[Extracted records]
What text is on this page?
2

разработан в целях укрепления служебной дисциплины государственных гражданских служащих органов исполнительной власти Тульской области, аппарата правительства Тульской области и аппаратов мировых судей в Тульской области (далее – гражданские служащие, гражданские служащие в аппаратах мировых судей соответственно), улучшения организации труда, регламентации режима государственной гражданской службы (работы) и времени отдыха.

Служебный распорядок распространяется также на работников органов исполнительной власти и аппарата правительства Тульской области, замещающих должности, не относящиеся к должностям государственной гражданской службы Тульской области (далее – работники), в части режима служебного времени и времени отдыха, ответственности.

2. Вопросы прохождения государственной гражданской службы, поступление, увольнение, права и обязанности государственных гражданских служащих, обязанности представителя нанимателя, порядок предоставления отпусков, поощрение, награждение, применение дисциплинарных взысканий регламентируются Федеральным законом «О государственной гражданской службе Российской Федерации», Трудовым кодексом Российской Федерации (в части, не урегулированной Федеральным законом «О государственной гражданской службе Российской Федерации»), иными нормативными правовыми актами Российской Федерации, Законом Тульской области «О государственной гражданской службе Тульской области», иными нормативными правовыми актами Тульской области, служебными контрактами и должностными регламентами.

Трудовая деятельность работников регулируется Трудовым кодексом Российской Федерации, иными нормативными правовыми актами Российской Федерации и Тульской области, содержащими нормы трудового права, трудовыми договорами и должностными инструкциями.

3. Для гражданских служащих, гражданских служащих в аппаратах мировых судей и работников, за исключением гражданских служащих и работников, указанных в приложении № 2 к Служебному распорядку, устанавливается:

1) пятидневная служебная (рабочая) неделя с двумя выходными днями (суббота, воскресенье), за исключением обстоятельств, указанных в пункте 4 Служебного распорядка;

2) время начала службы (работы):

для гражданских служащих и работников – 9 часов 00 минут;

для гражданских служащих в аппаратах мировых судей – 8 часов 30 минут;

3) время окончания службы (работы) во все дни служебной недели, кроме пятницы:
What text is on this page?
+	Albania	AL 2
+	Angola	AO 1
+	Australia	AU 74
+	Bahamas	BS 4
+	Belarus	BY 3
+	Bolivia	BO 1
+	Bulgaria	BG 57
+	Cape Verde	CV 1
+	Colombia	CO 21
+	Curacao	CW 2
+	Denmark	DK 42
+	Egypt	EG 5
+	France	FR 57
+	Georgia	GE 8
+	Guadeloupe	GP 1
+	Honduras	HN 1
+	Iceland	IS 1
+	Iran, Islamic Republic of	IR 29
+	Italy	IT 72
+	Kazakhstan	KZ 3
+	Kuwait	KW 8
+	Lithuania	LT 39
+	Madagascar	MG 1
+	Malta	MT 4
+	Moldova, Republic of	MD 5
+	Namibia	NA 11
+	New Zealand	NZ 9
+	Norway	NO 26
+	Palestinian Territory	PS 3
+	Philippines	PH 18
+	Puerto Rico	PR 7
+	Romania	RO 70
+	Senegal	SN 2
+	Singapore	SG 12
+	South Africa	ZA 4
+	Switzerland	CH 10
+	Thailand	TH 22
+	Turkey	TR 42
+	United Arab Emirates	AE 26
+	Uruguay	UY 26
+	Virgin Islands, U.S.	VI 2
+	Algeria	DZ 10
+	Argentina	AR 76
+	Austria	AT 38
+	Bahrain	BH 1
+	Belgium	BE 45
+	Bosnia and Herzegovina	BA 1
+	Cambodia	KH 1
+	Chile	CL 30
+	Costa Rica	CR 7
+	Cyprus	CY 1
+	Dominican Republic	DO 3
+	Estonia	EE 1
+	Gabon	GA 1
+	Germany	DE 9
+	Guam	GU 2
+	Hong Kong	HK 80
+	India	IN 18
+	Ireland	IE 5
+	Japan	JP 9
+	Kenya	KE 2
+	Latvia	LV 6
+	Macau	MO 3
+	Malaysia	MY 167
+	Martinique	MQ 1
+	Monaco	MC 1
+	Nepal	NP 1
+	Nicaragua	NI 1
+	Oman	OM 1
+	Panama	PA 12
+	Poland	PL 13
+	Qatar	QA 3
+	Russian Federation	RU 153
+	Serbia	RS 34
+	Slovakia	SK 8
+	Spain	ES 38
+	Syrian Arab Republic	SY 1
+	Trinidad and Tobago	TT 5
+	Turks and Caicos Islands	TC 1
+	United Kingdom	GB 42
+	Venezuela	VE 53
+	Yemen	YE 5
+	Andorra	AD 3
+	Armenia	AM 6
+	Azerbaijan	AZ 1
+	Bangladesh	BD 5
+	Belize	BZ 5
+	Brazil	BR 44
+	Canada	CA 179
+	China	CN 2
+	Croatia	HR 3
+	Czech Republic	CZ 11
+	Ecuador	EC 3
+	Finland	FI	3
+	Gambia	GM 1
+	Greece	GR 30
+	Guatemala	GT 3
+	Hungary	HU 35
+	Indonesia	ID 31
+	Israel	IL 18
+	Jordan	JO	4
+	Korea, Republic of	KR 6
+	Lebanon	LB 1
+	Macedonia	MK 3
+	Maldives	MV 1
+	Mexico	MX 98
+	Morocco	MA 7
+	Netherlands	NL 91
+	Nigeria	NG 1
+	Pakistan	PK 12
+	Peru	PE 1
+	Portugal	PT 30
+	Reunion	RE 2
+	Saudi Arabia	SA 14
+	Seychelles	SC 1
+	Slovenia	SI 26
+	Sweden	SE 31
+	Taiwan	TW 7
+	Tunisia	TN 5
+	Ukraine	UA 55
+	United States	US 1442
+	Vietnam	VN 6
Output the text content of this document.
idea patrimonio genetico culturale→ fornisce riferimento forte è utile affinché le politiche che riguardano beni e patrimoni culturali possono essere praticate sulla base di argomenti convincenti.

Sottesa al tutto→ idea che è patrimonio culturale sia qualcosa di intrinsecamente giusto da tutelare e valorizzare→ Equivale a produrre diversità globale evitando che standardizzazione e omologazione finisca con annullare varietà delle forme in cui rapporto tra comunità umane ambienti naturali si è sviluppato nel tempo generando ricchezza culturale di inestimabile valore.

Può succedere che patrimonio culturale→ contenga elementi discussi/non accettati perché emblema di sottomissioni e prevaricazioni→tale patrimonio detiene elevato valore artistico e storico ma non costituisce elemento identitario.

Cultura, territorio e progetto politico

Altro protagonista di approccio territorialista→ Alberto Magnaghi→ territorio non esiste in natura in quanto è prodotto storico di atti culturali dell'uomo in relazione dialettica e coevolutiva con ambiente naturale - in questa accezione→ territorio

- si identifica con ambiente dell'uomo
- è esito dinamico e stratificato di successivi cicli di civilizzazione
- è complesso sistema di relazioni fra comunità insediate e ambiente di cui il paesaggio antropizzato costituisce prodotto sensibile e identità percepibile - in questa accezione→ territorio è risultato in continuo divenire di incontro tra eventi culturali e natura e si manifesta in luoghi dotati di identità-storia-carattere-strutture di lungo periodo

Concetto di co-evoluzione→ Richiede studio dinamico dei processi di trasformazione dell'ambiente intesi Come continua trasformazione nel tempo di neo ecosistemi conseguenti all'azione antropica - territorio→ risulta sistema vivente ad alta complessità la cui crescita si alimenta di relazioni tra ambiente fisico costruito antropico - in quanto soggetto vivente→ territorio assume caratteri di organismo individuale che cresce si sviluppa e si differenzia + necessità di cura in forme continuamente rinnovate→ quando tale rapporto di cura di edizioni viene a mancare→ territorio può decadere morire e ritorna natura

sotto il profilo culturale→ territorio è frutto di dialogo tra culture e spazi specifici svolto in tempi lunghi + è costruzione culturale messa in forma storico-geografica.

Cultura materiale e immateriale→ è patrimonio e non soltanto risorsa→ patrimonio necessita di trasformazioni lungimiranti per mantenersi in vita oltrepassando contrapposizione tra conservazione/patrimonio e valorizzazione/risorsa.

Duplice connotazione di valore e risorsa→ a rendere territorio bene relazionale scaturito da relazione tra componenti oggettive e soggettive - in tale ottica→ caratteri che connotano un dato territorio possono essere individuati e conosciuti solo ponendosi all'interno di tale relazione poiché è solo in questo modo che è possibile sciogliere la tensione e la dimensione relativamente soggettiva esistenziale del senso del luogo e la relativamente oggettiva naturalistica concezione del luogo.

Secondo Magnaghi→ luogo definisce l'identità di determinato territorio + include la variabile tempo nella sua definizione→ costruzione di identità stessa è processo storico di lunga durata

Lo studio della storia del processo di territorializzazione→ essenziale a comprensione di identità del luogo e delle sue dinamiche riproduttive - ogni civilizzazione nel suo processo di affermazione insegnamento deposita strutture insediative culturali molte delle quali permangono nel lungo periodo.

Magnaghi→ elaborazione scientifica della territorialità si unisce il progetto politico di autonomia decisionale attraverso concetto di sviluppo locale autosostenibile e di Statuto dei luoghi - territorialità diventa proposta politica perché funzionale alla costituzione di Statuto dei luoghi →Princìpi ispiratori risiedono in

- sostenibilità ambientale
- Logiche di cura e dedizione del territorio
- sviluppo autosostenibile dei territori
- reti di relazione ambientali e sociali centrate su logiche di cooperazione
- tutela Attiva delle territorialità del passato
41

What to work on: Say how many lines in the records contain the string "аппаратах", and say nothing else.

The completed task: 3